## GOAL
Wherever a line below holds the word "Culinary", copy that line.

☆ ☆ ☆ ☆

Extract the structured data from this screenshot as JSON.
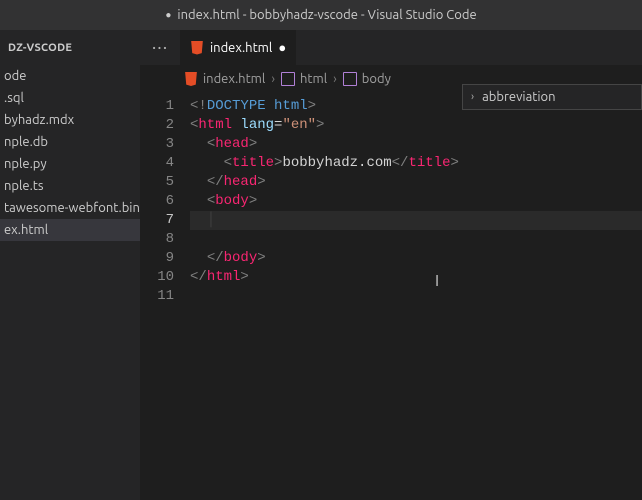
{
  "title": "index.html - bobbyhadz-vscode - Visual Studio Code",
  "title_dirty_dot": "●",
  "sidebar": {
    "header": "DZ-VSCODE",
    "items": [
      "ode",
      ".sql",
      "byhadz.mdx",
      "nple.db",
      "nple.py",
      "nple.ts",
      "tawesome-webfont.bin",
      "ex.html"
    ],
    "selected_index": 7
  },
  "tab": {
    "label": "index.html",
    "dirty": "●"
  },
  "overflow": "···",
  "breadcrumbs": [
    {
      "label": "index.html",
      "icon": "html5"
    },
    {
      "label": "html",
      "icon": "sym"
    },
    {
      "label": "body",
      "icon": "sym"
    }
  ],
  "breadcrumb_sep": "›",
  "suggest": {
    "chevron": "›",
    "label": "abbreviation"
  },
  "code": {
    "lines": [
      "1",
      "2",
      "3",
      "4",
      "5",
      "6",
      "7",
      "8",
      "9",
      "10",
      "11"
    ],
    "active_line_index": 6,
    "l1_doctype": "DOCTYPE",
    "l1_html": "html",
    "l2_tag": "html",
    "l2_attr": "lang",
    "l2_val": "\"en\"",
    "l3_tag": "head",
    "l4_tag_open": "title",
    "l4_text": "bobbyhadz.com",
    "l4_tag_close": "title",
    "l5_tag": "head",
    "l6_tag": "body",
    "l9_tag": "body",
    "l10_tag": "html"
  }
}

☆ ☆ ☆ ☆

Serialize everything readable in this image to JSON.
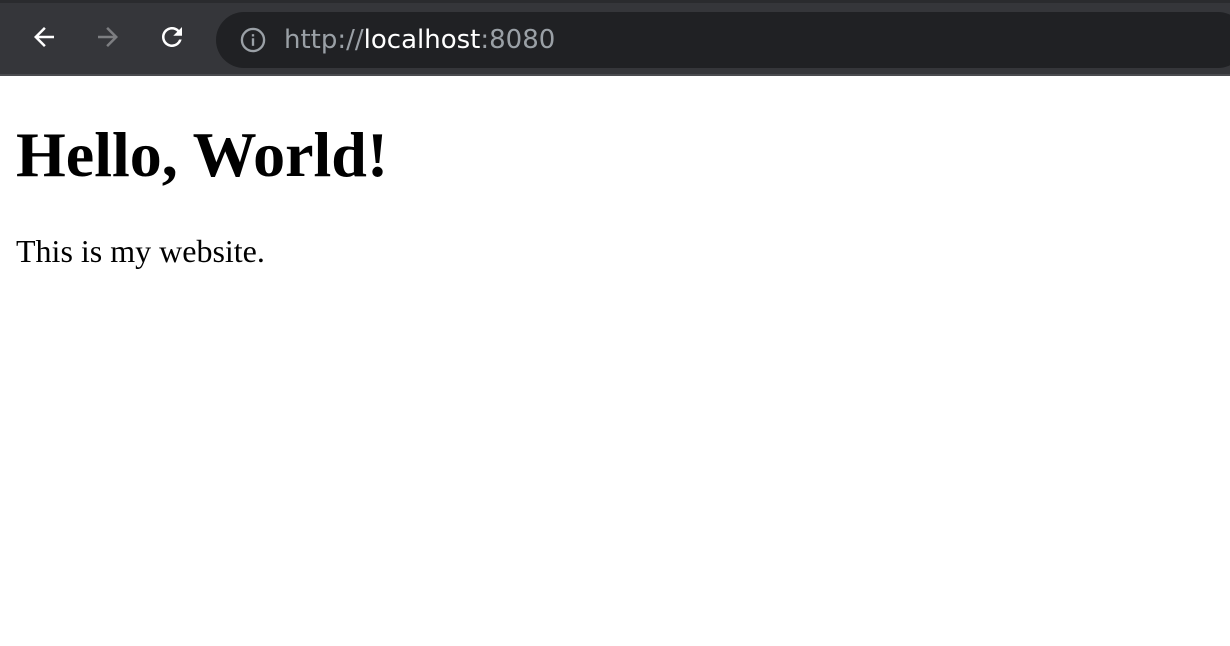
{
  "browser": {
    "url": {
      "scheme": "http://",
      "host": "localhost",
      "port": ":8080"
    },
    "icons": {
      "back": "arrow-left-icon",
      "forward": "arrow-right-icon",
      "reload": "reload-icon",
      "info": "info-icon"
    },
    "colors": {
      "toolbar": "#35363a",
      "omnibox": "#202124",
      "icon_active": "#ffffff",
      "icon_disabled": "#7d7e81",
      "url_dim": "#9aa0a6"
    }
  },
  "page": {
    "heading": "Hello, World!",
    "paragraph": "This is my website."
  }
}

☆ ☆ ☆ ☆

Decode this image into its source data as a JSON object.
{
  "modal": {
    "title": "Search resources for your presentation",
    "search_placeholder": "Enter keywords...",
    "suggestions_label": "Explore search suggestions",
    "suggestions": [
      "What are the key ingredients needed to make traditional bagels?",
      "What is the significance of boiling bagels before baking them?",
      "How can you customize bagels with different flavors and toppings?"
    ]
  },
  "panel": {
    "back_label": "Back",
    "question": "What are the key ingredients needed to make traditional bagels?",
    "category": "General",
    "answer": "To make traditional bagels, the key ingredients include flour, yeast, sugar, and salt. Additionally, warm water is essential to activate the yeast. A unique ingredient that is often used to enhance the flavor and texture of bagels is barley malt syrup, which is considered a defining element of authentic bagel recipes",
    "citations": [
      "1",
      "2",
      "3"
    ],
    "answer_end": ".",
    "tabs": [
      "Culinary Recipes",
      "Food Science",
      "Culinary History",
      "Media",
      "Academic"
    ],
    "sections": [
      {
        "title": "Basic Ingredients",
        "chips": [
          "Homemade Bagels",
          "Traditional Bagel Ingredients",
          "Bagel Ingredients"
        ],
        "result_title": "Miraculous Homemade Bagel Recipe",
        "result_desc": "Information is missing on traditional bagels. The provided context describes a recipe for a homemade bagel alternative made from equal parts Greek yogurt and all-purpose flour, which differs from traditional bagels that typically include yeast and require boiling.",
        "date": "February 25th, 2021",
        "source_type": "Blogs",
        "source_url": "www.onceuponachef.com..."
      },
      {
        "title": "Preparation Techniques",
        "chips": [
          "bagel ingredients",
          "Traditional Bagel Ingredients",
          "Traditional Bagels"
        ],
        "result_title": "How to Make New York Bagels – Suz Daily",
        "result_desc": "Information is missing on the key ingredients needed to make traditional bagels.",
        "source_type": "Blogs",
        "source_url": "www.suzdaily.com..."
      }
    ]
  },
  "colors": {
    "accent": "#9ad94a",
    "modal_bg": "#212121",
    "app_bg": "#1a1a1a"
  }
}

☆ ☆ ☆ ☆

## EXERCISE SOLUTION
      "Culinary Recipes",
      "Culinary History",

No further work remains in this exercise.